Exercises:
1. List the problems the author noticed with the multi-agent workflow, as given in the AI workflow post.
2. Render this sentence from the AI workflow post in Spanish: "The root cause: I never formally defined what each agent was responsible for."
3. Write a continuation of the AI workflow post, picking up after its final line.
___ Document extract
Skip to main content

The Surprising Realization

After weeks of building with AI, I discovered something unexpected: AI doesn’t just accelerate existing workflows - it makes previously impossible work suddenly feasible. The work I tackled:
  • Complete end-to-end test coverage for event flows (21 test scenarios)
  • Organization model documentation (agent responsibilities, workflows, decision frameworks)
  • API visibility architecture for SDK filtering
  • Bundle/unbundle workflow state machine with examples
  • Usage metering infrastructure with aggregation pipelines
But here’s what surprised me: I wouldn’t have attempted most of this work without AI. Not because it’s technically hard, but because the effort-to-value ratio seemed wrong. Let me show you what changed.

Organization Model Documentation (The Work Nobody Does)

The surprise of the week: The most valuable output wasn’t code - it was organizational documentation. The Context: I had built significant functionality with the multi-agent workflow. But I noticed problems:
  • Evaluator sometimes made decisions outside its scope
  • Builder occasionally asked questions Evaluator should answer
  • Verification reports varied in quality
  • No clear escalation path for conflicts
The root cause: I never formally defined what each agent was responsible for. The traditional approach: Write a README explaining the workflow (maybe). What I tried instead: Create a formal organization model with AI.
Planning session for agent organization model.

Context:
- Using 3 agents: Evaluator (Opus), Builder (Sonnet), Verifier (Sonnet)
______
___ Extracted data
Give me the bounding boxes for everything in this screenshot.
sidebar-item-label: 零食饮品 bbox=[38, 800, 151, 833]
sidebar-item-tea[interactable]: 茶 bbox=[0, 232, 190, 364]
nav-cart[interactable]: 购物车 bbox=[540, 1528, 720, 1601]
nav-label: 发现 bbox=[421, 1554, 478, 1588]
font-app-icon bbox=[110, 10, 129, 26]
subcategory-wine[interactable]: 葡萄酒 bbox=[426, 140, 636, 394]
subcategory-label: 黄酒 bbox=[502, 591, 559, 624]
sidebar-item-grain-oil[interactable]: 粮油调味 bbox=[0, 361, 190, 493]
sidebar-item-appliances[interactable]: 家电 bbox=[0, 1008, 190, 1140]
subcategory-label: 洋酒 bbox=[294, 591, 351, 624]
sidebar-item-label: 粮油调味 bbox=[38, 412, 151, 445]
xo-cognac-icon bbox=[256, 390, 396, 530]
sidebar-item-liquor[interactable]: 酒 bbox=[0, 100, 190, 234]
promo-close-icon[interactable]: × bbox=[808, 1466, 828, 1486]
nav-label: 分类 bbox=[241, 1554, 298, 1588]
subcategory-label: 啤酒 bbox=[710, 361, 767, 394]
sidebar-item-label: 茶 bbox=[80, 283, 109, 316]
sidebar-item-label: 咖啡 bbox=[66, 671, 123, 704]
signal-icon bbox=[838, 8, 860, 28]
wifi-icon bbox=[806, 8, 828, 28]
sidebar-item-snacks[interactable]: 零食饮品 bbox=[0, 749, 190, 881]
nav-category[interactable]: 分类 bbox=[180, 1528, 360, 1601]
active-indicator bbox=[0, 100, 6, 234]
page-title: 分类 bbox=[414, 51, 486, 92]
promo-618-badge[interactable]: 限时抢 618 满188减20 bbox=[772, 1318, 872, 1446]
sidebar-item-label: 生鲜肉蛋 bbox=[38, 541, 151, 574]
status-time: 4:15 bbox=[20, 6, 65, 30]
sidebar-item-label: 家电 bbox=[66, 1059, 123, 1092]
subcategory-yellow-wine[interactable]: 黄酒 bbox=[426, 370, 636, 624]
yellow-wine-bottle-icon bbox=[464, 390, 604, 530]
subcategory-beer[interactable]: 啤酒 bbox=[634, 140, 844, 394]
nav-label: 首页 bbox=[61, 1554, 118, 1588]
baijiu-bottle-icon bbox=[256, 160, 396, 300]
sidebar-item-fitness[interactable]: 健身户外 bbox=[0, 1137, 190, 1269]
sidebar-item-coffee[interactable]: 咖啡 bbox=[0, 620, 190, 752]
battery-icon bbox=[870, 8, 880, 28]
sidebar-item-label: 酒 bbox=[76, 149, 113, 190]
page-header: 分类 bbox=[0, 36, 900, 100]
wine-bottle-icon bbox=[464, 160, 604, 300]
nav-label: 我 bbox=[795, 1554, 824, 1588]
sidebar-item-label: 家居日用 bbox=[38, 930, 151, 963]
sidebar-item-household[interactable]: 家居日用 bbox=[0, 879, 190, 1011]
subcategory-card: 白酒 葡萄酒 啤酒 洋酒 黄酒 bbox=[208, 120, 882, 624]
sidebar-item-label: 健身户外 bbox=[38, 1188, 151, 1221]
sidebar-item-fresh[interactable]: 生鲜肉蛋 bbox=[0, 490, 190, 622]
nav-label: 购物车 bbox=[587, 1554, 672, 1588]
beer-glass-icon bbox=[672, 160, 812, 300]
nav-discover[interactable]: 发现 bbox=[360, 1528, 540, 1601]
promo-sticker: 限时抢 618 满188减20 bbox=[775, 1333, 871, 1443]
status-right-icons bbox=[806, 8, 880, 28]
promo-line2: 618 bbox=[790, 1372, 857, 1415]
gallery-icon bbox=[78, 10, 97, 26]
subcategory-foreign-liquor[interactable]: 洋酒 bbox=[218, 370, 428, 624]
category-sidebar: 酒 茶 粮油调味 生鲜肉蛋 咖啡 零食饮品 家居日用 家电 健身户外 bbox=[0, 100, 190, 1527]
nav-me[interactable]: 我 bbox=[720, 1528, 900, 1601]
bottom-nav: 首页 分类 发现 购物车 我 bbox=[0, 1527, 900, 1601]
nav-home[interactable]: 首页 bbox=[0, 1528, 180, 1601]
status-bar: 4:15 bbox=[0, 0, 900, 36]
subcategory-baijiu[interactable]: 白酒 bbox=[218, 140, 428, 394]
______
Answers to the exercise:
1.
- Evaluator sometimes made decisions outside its scope
- Builder occasionally asked questions Evaluator should answer
- Verification reports varied in quality
- No clear escalation path for conflicts

2. La causa principal: nunca definí formalmente de qué era responsable cada agente.

3.
- Working well for features, but roles blur on complex issues
- Need clear boundaries, responsibilities, and escalation paths

Design an organization model with:
1. Agent roles and responsibilities (what each agent owns)
2. Decision rights (who decides what)
3. Communication protocols (how agents interact)
4. Conflict resolution (what happens when agents disagree)
5. Quality gates (when work can progress to next agent)

Model after real organizations:
- Evaluator = Principal Architect
- Builder = Senior Engineer
- Verifier = Tech Lead / Reviewer

Include failure modes and handling strategies.
AI produced something remarkable: A 35-page organizational constitution that included:

Agent Personas

Evaluator (Principal Architect)
  • Owns: Architecture decisions, technical strategy
  • Decides: Technology choices, design patterns, trade-offs
  • Cannot: Implement code, override verification failures
  • Escalates to: Human (for business decisions)
Builder (Senior Engineer)
  • Owns: Implementation quality, test coverage
  • Decides: Code structure, algorithm choice (within plan)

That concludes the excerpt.